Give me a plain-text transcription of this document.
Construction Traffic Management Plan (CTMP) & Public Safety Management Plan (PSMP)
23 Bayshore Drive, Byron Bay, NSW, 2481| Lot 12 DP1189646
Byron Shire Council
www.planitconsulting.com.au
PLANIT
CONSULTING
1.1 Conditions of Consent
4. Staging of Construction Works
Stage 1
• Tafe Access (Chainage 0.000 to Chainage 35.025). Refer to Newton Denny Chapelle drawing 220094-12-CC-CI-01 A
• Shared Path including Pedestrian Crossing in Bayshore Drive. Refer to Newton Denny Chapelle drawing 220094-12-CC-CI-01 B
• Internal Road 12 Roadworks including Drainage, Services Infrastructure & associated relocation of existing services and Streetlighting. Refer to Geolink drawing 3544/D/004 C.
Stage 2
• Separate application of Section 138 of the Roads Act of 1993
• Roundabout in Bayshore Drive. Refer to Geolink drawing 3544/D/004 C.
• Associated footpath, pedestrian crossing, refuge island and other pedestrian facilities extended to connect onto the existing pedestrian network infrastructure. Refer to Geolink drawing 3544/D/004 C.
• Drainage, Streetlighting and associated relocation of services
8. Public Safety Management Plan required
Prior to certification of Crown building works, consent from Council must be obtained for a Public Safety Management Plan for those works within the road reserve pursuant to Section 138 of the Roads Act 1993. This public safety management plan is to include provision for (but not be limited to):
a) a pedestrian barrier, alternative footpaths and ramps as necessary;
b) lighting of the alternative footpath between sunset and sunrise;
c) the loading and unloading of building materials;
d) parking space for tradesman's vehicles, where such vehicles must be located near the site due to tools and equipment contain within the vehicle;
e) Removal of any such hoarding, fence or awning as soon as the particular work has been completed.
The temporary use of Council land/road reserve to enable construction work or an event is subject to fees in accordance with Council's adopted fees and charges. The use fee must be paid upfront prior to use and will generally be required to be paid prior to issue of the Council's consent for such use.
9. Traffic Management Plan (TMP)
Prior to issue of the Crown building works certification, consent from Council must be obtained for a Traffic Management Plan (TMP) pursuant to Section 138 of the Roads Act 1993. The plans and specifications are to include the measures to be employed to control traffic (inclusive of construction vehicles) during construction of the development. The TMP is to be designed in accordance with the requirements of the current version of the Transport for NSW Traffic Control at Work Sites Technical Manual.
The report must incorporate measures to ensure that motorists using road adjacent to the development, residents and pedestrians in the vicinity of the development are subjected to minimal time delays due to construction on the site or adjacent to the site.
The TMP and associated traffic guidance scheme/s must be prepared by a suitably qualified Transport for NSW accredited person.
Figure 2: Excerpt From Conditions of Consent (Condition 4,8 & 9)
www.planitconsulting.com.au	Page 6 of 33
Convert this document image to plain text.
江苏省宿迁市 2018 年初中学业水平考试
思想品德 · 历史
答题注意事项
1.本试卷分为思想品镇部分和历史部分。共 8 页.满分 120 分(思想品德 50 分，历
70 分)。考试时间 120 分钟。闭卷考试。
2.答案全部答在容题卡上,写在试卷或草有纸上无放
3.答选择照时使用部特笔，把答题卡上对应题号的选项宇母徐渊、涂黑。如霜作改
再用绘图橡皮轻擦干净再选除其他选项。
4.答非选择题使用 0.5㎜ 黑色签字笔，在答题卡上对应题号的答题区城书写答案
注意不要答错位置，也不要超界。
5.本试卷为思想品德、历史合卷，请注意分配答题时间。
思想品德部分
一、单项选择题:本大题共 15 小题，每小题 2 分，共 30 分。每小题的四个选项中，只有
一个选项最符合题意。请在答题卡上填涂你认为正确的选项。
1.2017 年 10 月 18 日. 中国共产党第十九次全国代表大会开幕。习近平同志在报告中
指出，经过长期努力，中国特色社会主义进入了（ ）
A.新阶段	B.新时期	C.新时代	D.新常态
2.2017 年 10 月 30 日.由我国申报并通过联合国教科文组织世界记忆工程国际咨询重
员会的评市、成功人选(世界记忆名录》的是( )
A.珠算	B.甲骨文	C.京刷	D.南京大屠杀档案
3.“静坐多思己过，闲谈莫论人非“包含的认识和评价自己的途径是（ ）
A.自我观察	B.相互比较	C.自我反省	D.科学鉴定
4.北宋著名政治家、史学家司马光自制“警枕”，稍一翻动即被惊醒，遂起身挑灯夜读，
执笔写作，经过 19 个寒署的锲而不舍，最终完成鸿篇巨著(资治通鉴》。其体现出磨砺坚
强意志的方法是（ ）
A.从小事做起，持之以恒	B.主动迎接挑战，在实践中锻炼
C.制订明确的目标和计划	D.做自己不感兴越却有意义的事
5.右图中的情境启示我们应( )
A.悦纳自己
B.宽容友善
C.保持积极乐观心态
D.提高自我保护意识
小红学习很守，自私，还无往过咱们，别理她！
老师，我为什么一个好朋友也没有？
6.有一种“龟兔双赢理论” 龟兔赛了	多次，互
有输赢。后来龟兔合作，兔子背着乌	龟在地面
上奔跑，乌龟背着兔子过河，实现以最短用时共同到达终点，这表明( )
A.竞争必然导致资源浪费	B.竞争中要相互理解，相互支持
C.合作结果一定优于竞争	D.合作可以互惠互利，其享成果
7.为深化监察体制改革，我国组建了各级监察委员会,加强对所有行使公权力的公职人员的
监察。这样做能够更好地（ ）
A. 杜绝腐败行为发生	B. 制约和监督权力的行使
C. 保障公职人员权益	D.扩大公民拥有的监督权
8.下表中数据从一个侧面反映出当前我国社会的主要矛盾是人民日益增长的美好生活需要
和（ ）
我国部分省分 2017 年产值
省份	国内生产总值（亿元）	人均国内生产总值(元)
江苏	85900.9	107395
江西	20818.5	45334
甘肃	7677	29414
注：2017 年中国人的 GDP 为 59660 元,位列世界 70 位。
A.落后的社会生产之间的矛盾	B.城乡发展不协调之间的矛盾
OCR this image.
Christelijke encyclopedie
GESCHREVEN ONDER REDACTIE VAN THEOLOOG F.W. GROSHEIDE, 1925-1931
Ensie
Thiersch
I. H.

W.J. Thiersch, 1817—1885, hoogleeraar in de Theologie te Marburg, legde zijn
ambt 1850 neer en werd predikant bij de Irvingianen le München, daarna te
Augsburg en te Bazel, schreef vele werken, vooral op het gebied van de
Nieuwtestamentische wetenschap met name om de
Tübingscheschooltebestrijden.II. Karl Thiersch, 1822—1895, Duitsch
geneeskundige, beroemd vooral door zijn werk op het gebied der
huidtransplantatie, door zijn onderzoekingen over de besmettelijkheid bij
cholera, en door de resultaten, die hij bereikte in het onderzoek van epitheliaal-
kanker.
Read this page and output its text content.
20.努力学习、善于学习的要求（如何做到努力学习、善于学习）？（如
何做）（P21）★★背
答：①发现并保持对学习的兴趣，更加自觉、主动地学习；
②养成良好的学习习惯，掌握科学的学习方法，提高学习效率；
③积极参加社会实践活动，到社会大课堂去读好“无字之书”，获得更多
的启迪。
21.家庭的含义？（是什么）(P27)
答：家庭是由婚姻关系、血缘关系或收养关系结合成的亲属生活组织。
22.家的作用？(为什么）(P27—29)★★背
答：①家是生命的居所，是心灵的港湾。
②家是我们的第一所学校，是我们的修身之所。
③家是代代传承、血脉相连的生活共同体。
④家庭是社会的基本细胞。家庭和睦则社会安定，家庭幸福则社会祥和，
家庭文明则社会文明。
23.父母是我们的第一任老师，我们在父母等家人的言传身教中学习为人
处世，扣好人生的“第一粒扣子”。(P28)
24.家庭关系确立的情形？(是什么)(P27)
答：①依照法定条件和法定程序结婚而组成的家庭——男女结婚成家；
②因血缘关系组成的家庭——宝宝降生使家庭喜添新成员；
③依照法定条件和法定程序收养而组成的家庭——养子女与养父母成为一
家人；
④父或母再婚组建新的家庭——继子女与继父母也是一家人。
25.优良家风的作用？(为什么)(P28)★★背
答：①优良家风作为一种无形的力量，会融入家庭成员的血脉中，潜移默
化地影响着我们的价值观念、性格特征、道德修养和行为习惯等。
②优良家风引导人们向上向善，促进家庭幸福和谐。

*Exercise aim*. Identify the lines above that contain the word "Newton", then copy them.

*Solution to the exercise*.
• Tafe Access (Chainage 0.000 to Chainage 35.025). Refer to Newton Denny Chapelle drawing 220094-12-CC-CI-01 A
• Shared Path including Pedestrian Crossing in Bayshore Drive. Refer to Newton Denny Chapelle drawing 220094-12-CC-CI-01 B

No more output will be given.